Task statement: Copy the data word for word, keeping every line.

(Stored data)
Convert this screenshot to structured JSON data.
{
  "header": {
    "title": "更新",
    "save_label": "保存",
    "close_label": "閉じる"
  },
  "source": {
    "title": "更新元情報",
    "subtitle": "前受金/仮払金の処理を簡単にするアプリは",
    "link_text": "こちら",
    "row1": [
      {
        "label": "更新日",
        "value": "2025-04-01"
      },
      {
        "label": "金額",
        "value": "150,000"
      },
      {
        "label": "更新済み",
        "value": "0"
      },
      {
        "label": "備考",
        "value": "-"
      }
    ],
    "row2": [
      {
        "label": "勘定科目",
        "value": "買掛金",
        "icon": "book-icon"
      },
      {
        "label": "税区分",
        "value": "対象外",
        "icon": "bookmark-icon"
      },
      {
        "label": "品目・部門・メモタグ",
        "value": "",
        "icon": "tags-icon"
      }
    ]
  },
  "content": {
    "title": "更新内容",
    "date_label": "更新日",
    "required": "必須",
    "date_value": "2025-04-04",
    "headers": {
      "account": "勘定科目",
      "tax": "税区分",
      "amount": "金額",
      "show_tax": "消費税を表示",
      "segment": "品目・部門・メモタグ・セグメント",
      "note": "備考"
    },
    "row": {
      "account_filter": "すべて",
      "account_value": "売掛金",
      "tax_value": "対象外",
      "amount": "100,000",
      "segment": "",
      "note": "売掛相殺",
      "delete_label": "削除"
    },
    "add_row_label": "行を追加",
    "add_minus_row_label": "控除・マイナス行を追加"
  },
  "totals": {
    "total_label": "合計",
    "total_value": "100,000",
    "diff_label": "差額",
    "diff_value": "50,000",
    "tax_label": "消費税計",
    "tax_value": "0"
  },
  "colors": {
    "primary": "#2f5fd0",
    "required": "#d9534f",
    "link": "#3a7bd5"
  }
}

Answer to this problem:
Convert this screenshot to structured JSON data.
{
  "header": {
    "title": "更新",
    "save_label": "保存",
    "close_label": "閉じる"
  },
  "source": {
    "title": "更新元情報",
    "subtitle": "前受金/仮払金の処理を簡単にするアプリは",
    "link_text": "こちら",
    "row1": [
      {
        "label": "更新日",
        "value": "2025-04-01"
      },
      {
        "label": "金額",
        "value": "150,000"
      },
      {
        "label": "更新済み",
        "value": "0"
      },
      {
        "label": "備考",
        "value": "-"
      }
    ],
    "row2": [
      {
        "label": "勘定科目",
        "value": "買掛金",
        "icon": "book-icon"
      },
      {
        "label": "税区分",
        "value": "対象外",
        "icon": "bookmark-icon"
      },
      {
        "label": "品目・部門・メモタグ",
        "value": "",
        "icon": "tags-icon"
      }
    ]
  },
  "content": {
    "title": "更新内容",
    "date_label": "更新日",
    "required": "必須",
    "date_value": "2025-04-04",
    "headers": {
      "account": "勘定科目",
      "tax": "税区分",
      "amount": "金額",
      "show_tax": "消費税を表示",
      "segment": "品目・部門・メモタグ・セグメント",
      "note": "備考"
    },
    "row": {
      "account_filter": "すべて",
      "account_value": "売掛金",
      "tax_value": "対象外",
      "amount": "100,000",
      "segment": "",
      "note": "売掛相殺",
      "delete_label": "削除"
    },
    "add_row_label": "行を追加",
    "add_minus_row_label": "控除・マイナス行を追加"
  },
  "totals": {
    "total_label": "合計",
    "total_value": "100,000",
    "diff_label": "差額",
    "diff_value": "50,000",
    "tax_label": "消費税計",
    "tax_value": "0"
  },
  "colors": {
    "primary": "#2f5fd0",
    "required": "#d9534f",
    "link": "#3a7bd5"
  }
}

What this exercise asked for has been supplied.